— Instructions for the task —
Leave out any picture and return the remaining listing below exactly as given.

— Items —

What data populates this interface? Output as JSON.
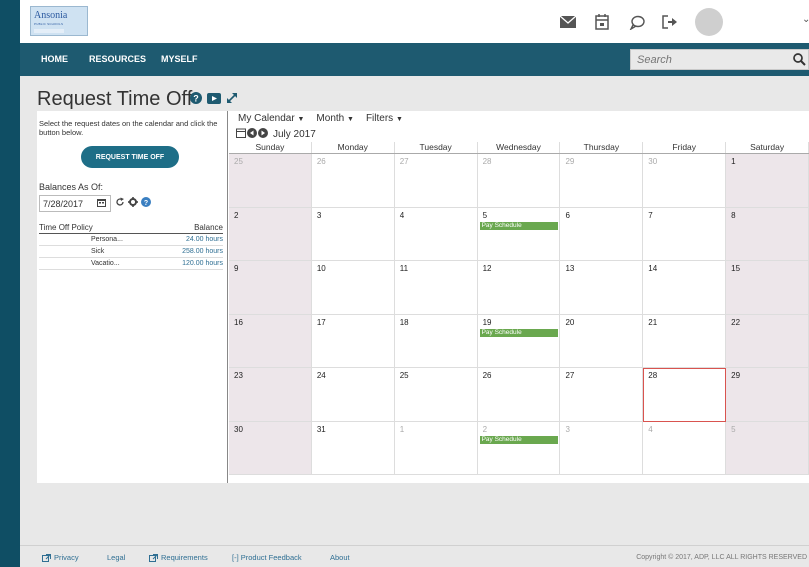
{
  "logo": {
    "name": "Ansonia",
    "subtitle": "PUBLIC SCHOOLS"
  },
  "nav": {
    "home": "HOME",
    "resources": "RESOURCES",
    "myself": "MYSELF"
  },
  "search": {
    "placeholder": "Search"
  },
  "page": {
    "title": "Request Time Off"
  },
  "left": {
    "instructions": "Select the request dates on the calendar and click the button below.",
    "request_button": "REQUEST TIME OFF",
    "balances_label": "Balances As Of:",
    "date": "7/28/2017",
    "policy_header": "Time Off Policy",
    "balance_header": "Balance",
    "policies": [
      {
        "name": "Persona...",
        "balance": "24.00 hours"
      },
      {
        "name": "Sick",
        "balance": "258.00 hours"
      },
      {
        "name": "Vacatio...",
        "balance": "120.00 hours"
      }
    ]
  },
  "calendar": {
    "view_menu": "My Calendar",
    "range_menu": "Month",
    "filters_menu": "Filters",
    "month_label": "July 2017",
    "days_of_week": [
      "Sunday",
      "Monday",
      "Tuesday",
      "Wednesday",
      "Thursday",
      "Friday",
      "Saturday"
    ],
    "weeks": [
      [
        {
          "d": "25",
          "o": true
        },
        {
          "d": "26",
          "o": true
        },
        {
          "d": "27",
          "o": true
        },
        {
          "d": "28",
          "o": true
        },
        {
          "d": "29",
          "o": true
        },
        {
          "d": "30",
          "o": true
        },
        {
          "d": "1"
        }
      ],
      [
        {
          "d": "2"
        },
        {
          "d": "3"
        },
        {
          "d": "4"
        },
        {
          "d": "5",
          "e": "Pay Schedule"
        },
        {
          "d": "6"
        },
        {
          "d": "7"
        },
        {
          "d": "8"
        }
      ],
      [
        {
          "d": "9"
        },
        {
          "d": "10"
        },
        {
          "d": "11"
        },
        {
          "d": "12"
        },
        {
          "d": "13"
        },
        {
          "d": "14"
        },
        {
          "d": "15"
        }
      ],
      [
        {
          "d": "16"
        },
        {
          "d": "17"
        },
        {
          "d": "18"
        },
        {
          "d": "19",
          "e": "Pay Schedule"
        },
        {
          "d": "20"
        },
        {
          "d": "21"
        },
        {
          "d": "22"
        }
      ],
      [
        {
          "d": "23"
        },
        {
          "d": "24"
        },
        {
          "d": "25"
        },
        {
          "d": "26"
        },
        {
          "d": "27"
        },
        {
          "d": "28",
          "t": true
        },
        {
          "d": "29"
        }
      ],
      [
        {
          "d": "30"
        },
        {
          "d": "31"
        },
        {
          "d": "1",
          "o": true
        },
        {
          "d": "2",
          "o": true,
          "e": "Pay Schedule"
        },
        {
          "d": "3",
          "o": true
        },
        {
          "d": "4",
          "o": true
        },
        {
          "d": "5",
          "o": true
        }
      ]
    ]
  },
  "footer": {
    "privacy": "Privacy",
    "legal": "Legal",
    "requirements": "Requirements",
    "feedback": "[-] Product Feedback",
    "about": "About",
    "copyright": "Copyright © 2017, ADP, LLC ALL RIGHTS RESERVED"
  },
  "colors": {
    "nav": "#1e5a70",
    "strip": "#0f4e64",
    "event": "#6aa84f",
    "today": "#d9534f",
    "link": "#2f6f93"
  }
}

— Finished answer —
What data populates this interface? Output as JSON.
{
  "logo": {
    "name": "Ansonia",
    "subtitle": "PUBLIC SCHOOLS"
  },
  "nav": {
    "home": "HOME",
    "resources": "RESOURCES",
    "myself": "MYSELF"
  },
  "search": {
    "placeholder": "Search"
  },
  "page": {
    "title": "Request Time Off"
  },
  "left": {
    "instructions": "Select the request dates on the calendar and click the button below.",
    "request_button": "REQUEST TIME OFF",
    "balances_label": "Balances As Of:",
    "date": "7/28/2017",
    "policy_header": "Time Off Policy",
    "balance_header": "Balance",
    "policies": [
      {
        "name": "Persona...",
        "balance": "24.00 hours"
      },
      {
        "name": "Sick",
        "balance": "258.00 hours"
      },
      {
        "name": "Vacatio...",
        "balance": "120.00 hours"
      }
    ]
  },
  "calendar": {
    "view_menu": "My Calendar",
    "range_menu": "Month",
    "filters_menu": "Filters",
    "month_label": "July 2017",
    "days_of_week": [
      "Sunday",
      "Monday",
      "Tuesday",
      "Wednesday",
      "Thursday",
      "Friday",
      "Saturday"
    ],
    "weeks": [
      [
        {
          "d": "25",
          "o": true
        },
        {
          "d": "26",
          "o": true
        },
        {
          "d": "27",
          "o": true
        },
        {
          "d": "28",
          "o": true
        },
        {
          "d": "29",
          "o": true
        },
        {
          "d": "30",
          "o": true
        },
        {
          "d": "1"
        }
      ],
      [
        {
          "d": "2"
        },
        {
          "d": "3"
        },
        {
          "d": "4"
        },
        {
          "d": "5",
          "e": "Pay Schedule"
        },
        {
          "d": "6"
        },
        {
          "d": "7"
        },
        {
          "d": "8"
        }
      ],
      [
        {
          "d": "9"
        },
        {
          "d": "10"
        },
        {
          "d": "11"
        },
        {
          "d": "12"
        },
        {
          "d": "13"
        },
        {
          "d": "14"
        },
        {
          "d": "15"
        }
      ],
      [
        {
          "d": "16"
        },
        {
          "d": "17"
        },
        {
          "d": "18"
        },
        {
          "d": "19",
          "e": "Pay Schedule"
        },
        {
          "d": "20"
        },
        {
          "d": "21"
        },
        {
          "d": "22"
        }
      ],
      [
        {
          "d": "23"
        },
        {
          "d": "24"
        },
        {
          "d": "25"
        },
        {
          "d": "26"
        },
        {
          "d": "27"
        },
        {
          "d": "28",
          "t": true
        },
        {
          "d": "29"
        }
      ],
      [
        {
          "d": "30"
        },
        {
          "d": "31"
        },
        {
          "d": "1",
          "o": true
        },
        {
          "d": "2",
          "o": true,
          "e": "Pay Schedule"
        },
        {
          "d": "3",
          "o": true
        },
        {
          "d": "4",
          "o": true
        },
        {
          "d": "5",
          "o": true
        }
      ]
    ]
  },
  "footer": {
    "privacy": "Privacy",
    "legal": "Legal",
    "requirements": "Requirements",
    "feedback": "[-] Product Feedback",
    "about": "About",
    "copyright": "Copyright © 2017, ADP, LLC ALL RIGHTS RESERVED"
  },
  "colors": {
    "nav": "#1e5a70",
    "strip": "#0f4e64",
    "event": "#6aa84f",
    "today": "#d9534f",
    "link": "#2f6f93"
  }
}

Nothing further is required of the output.